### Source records

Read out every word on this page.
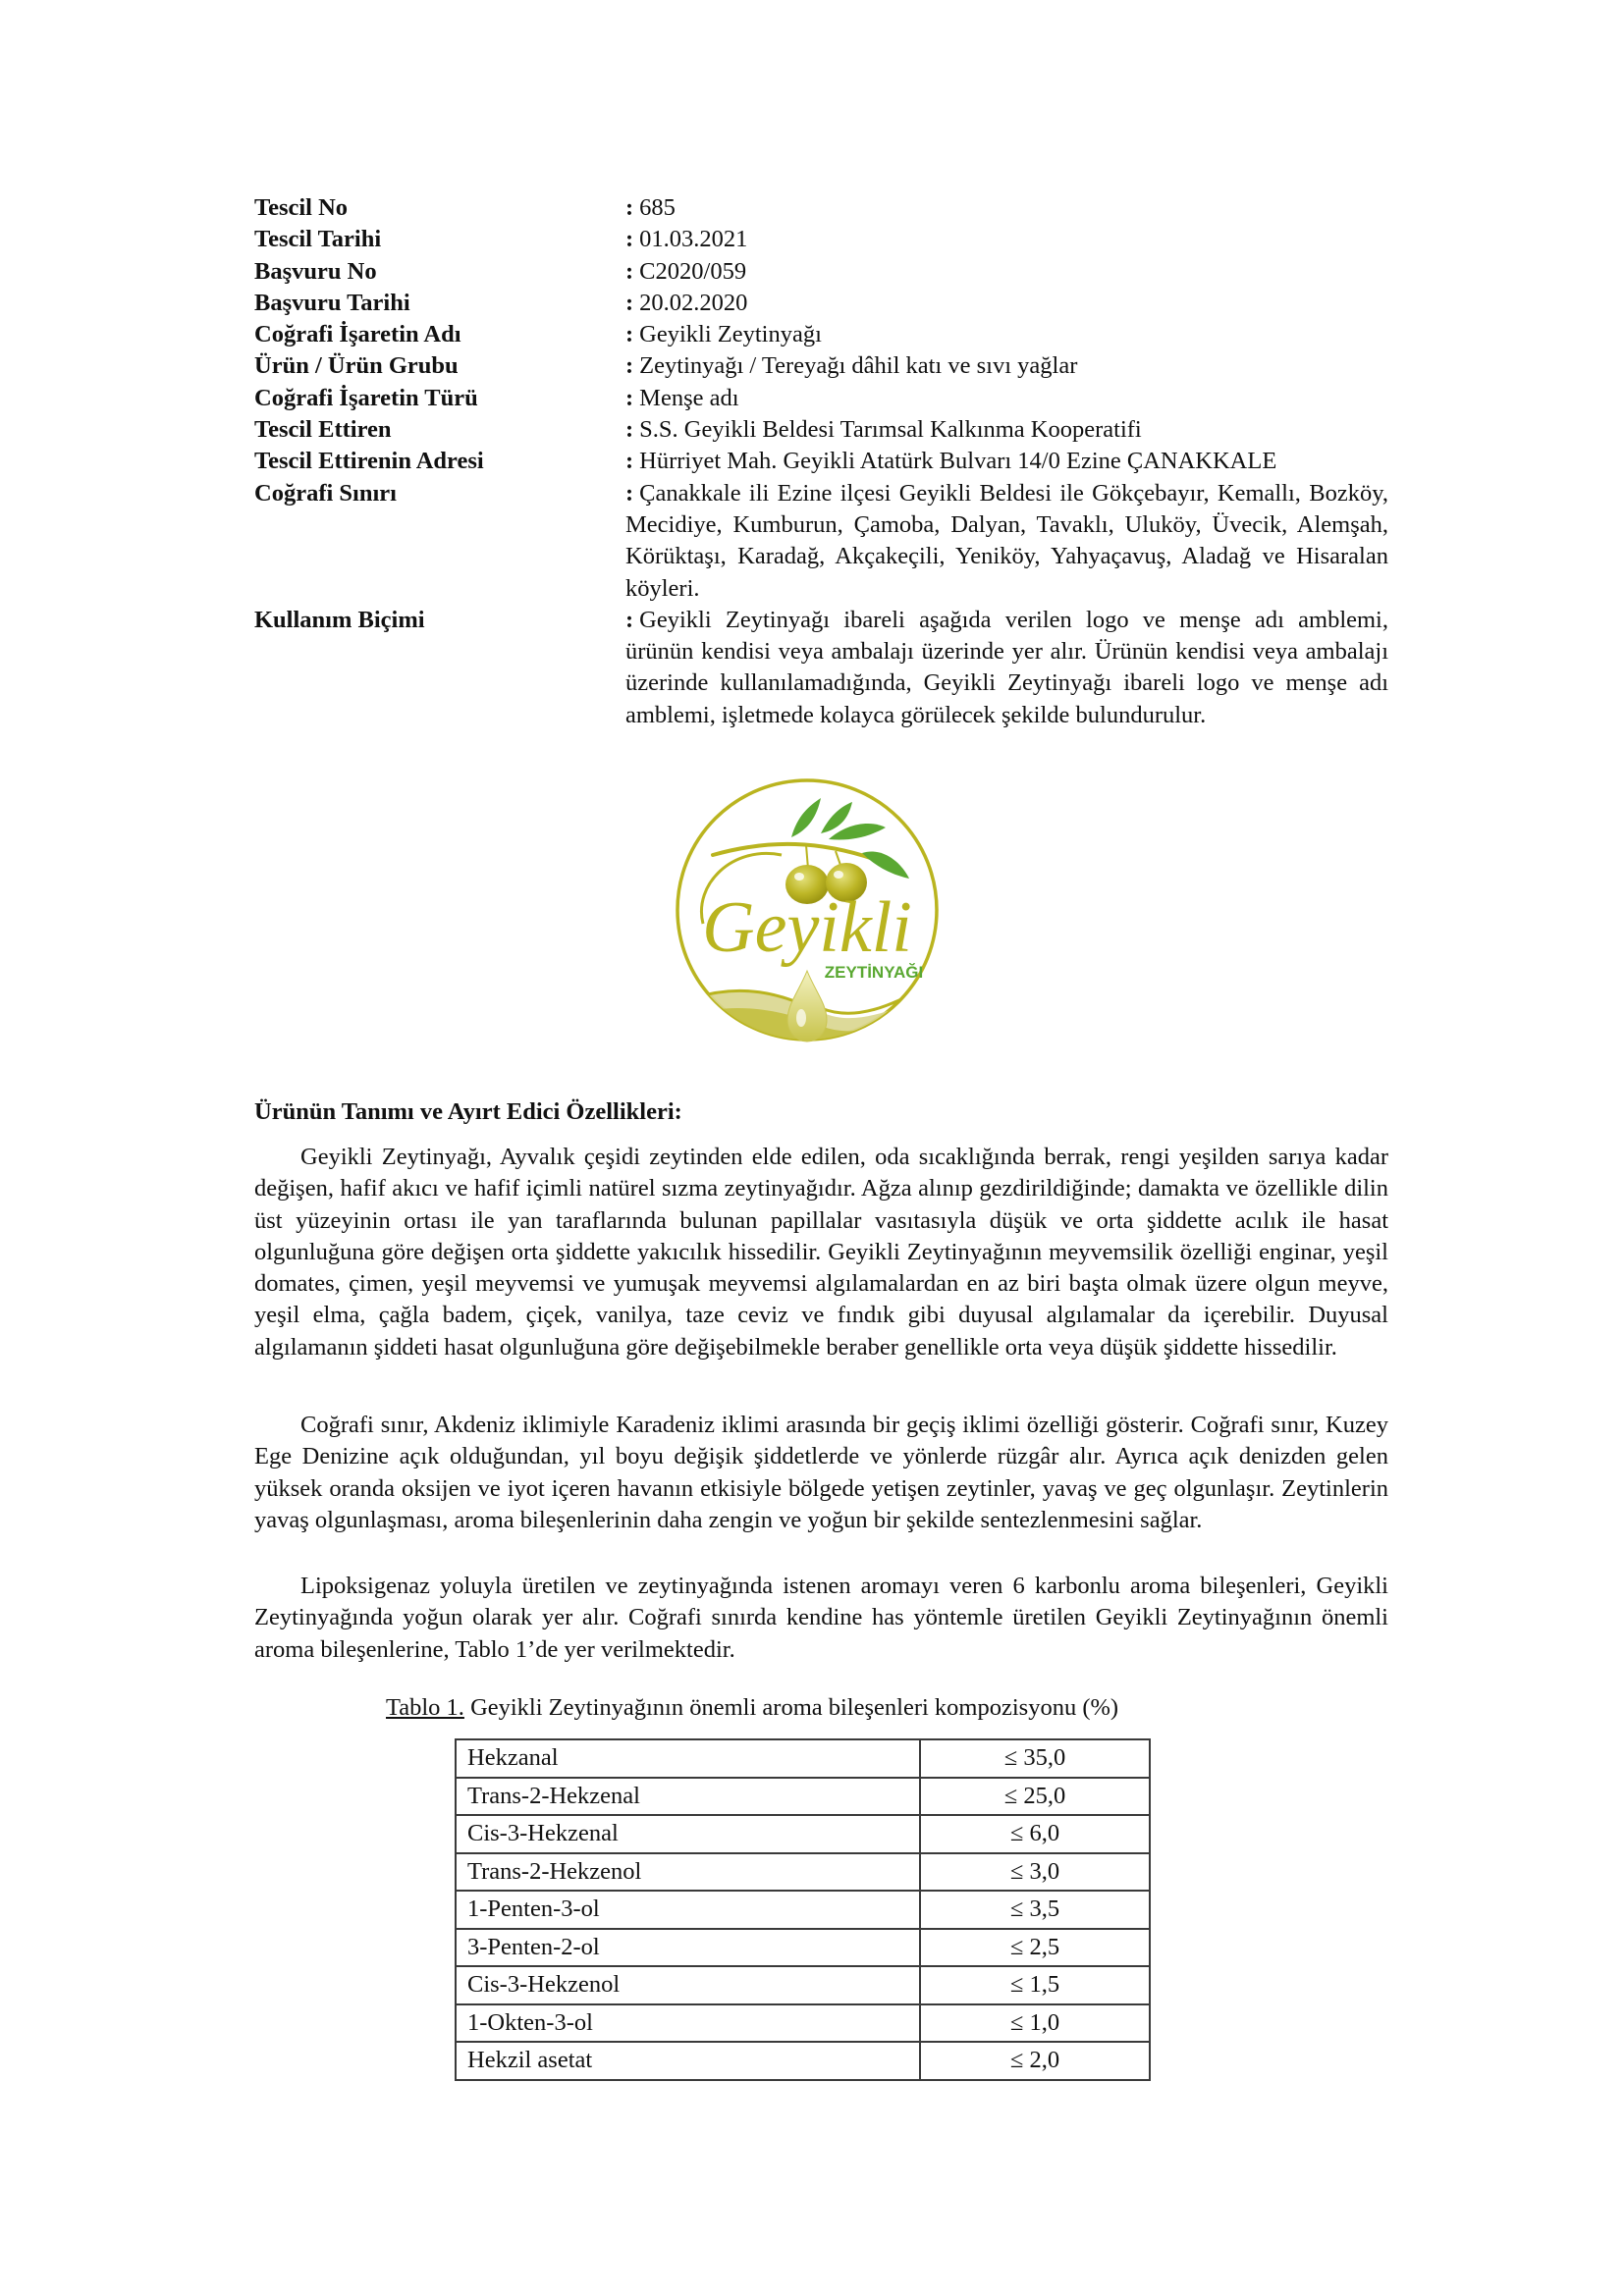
Tescil No	: 685
Tescil Tarihi	: 01.03.2021
Başvuru No	: C2020/059
Başvuru Tarihi	: 20.02.2020
Coğrafi İşaretin Adı	: Geyikli Zeytinyağı
Ürün / Ürün Grubu	: Zeytinyağı / Tereyağı dâhil katı ve sıvı yağlar
Coğrafi İşaretin Türü	: Menşe adı
Tescil Ettiren	: S.S. Geyikli Beldesi Tarımsal Kalkınma Kooperatifi
Tescil Ettirenin Adresi	: Hürriyet Mah. Geyikli Atatürk Bulvarı 14/0 Ezine ÇANAKKALE
Coğrafi Sınırı	: Çanakkale ili Ezine ilçesi Geyikli Beldesi ile Gökçebayır, Kemallı, Bozköy, Mecidiye, Kumburun, Çamoba, Dalyan, Tavaklı, Uluköy, Üvecik, Alemşah, Körüktaşı, Karadağ, Akçakeçili, Yeniköy, Yahyaçavuş, Aladağ ve Hisaralan köyleri.
Kullanım Biçimi	: Geyikli Zeytinyağı ibareli aşağıda verilen logo ve menşe adı amblemi, ürünün kendisi veya ambalajı üzerinde yer alır. Ürünün kendisi veya ambalajı üzerinde kullanılamadığında, Geyikli Zeytinyağı ibareli logo ve menşe adı amblemi, işletmede kolayca görülecek şekilde bulundurulur.
Geyikli
ZEYTİNYAĞI
Ürünün Tanımı ve Ayırt Edici Özellikleri:

Geyikli Zeytinyağı, Ayvalık çeşidi zeytinden elde edilen, oda sıcaklığında berrak, rengi yeşilden sarıya kadar değişen, hafif akıcı ve hafif içimli natürel sızma zeytinyağıdır. Ağza alınıp gezdirildiğinde; damakta ve özellikle dilin üst yüzeyinin ortası ile yan taraflarında bulunan papillalar vasıtasıyla düşük ve orta şiddette acılık ile hasat olgunluğuna göre değişen orta şiddette yakıcılık hissedilir. Geyikli Zeytinyağının meyvemsilik özelliği enginar, yeşil domates, çimen, yeşil meyvemsi ve yumuşak meyvemsi algılamalardan en az biri başta olmak üzere olgun meyve, yeşil elma, çağla badem, çiçek, vanilya, taze ceviz ve fındık gibi duyusal algılamalar da içerebilir. Duyusal algılamanın şiddeti hasat olgunluğuna göre değişebilmekle beraber genellikle orta veya düşük şiddette hissedilir.

Coğrafi sınır, Akdeniz iklimiyle Karadeniz iklimi arasında bir geçiş iklimi özelliği gösterir. Coğrafi sınır, Kuzey Ege Denizine açık olduğundan, yıl boyu değişik şiddetlerde ve yönlerde rüzgâr alır. Ayrıca açık denizden gelen yüksek oranda oksijen ve iyot içeren havanın etkisiyle bölgede yetişen zeytinler, yavaş ve geç olgunlaşır. Zeytinlerin yavaş olgunlaşması, aroma bileşenlerinin daha zengin ve yoğun bir şekilde sentezlenmesini sağlar.

Lipoksigenaz yoluyla üretilen ve zeytinyağında istenen aromayı veren 6 karbonlu aroma bileşenleri, Geyikli Zeytinyağında yoğun olarak yer alır. Coğrafi sınırda kendine has yöntemle üretilen Geyikli Zeytinyağının önemli aroma bileşenlerine, Tablo 1’de yer verilmektedir.

Tablo 1. Geyikli Zeytinyağının önemli aroma bileşenleri kompozisyonu (%)
Hekzanal	≤ 35,0
Trans-2-Hekzenal	≤ 25,0
Cis-3-Hekzenal	≤ 6,0
Trans-2-Hekzenol	≤ 3,0
1-Penten-3-ol	≤ 3,5
3-Penten-2-ol	≤ 2,5
Cis-3-Hekzenol	≤ 1,5
1-Okten-3-ol	≤ 1,0
Hekzil asetat	≤ 2,0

### WORK TO COMPLETE
Write out the data precisely as given, excluding the pictures.

### WORKED ANSWER
Read out every word on this page.
Tescil No	: 685
Tescil Tarihi	: 01.03.2021
Başvuru No	: C2020/059
Başvuru Tarihi	: 20.02.2020
Coğrafi İşaretin Adı	: Geyikli Zeytinyağı
Ürün / Ürün Grubu	: Zeytinyağı / Tereyağı dâhil katı ve sıvı yağlar
Coğrafi İşaretin Türü	: Menşe adı
Tescil Ettiren	: S.S. Geyikli Beldesi Tarımsal Kalkınma Kooperatifi
Tescil Ettirenin Adresi	: Hürriyet Mah. Geyikli Atatürk Bulvarı 14/0 Ezine ÇANAKKALE
Coğrafi Sınırı	: Çanakkale ili Ezine ilçesi Geyikli Beldesi ile Gökçebayır, Kemallı, Bozköy, Mecidiye, Kumburun, Çamoba, Dalyan, Tavaklı, Uluköy, Üvecik, Alemşah, Körüktaşı, Karadağ, Akçakeçili, Yeniköy, Yahyaçavuş, Aladağ ve Hisaralan köyleri.
Kullanım Biçimi	: Geyikli Zeytinyağı ibareli aşağıda verilen logo ve menşe adı amblemi, ürünün kendisi veya ambalajı üzerinde yer alır. Ürünün kendisi veya ambalajı üzerinde kullanılamadığında, Geyikli Zeytinyağı ibareli logo ve menşe adı amblemi, işletmede kolayca görülecek şekilde bulundurulur.
Geyikli
ZEYTİNYAĞI
Ürünün Tanımı ve Ayırt Edici Özellikleri:

Geyikli Zeytinyağı, Ayvalık çeşidi zeytinden elde edilen, oda sıcaklığında berrak, rengi yeşilden sarıya kadar değişen, hafif akıcı ve hafif içimli natürel sızma zeytinyağıdır. Ağza alınıp gezdirildiğinde; damakta ve özellikle dilin üst yüzeyinin ortası ile yan taraflarında bulunan papillalar vasıtasıyla düşük ve orta şiddette acılık ile hasat olgunluğuna göre değişen orta şiddette yakıcılık hissedilir. Geyikli Zeytinyağının meyvemsilik özelliği enginar, yeşil domates, çimen, yeşil meyvemsi ve yumuşak meyvemsi algılamalardan en az biri başta olmak üzere olgun meyve, yeşil elma, çağla badem, çiçek, vanilya, taze ceviz ve fındık gibi duyusal algılamalar da içerebilir. Duyusal algılamanın şiddeti hasat olgunluğuna göre değişebilmekle beraber genellikle orta veya düşük şiddette hissedilir.

Coğrafi sınır, Akdeniz iklimiyle Karadeniz iklimi arasında bir geçiş iklimi özelliği gösterir. Coğrafi sınır, Kuzey Ege Denizine açık olduğundan, yıl boyu değişik şiddetlerde ve yönlerde rüzgâr alır. Ayrıca açık denizden gelen yüksek oranda oksijen ve iyot içeren havanın etkisiyle bölgede yetişen zeytinler, yavaş ve geç olgunlaşır. Zeytinlerin yavaş olgunlaşması, aroma bileşenlerinin daha zengin ve yoğun bir şekilde sentezlenmesini sağlar.

Lipoksigenaz yoluyla üretilen ve zeytinyağında istenen aromayı veren 6 karbonlu aroma bileşenleri, Geyikli Zeytinyağında yoğun olarak yer alır. Coğrafi sınırda kendine has yöntemle üretilen Geyikli Zeytinyağının önemli aroma bileşenlerine, Tablo 1’de yer verilmektedir.

Tablo 1. Geyikli Zeytinyağının önemli aroma bileşenleri kompozisyonu (%)
Hekzanal	≤ 35,0
Trans-2-Hekzenal	≤ 25,0
Cis-3-Hekzenal	≤ 6,0
Trans-2-Hekzenol	≤ 3,0
1-Penten-3-ol	≤ 3,5
3-Penten-2-ol	≤ 2,5
Cis-3-Hekzenol	≤ 1,5
1-Okten-3-ol	≤ 1,0
Hekzil asetat	≤ 2,0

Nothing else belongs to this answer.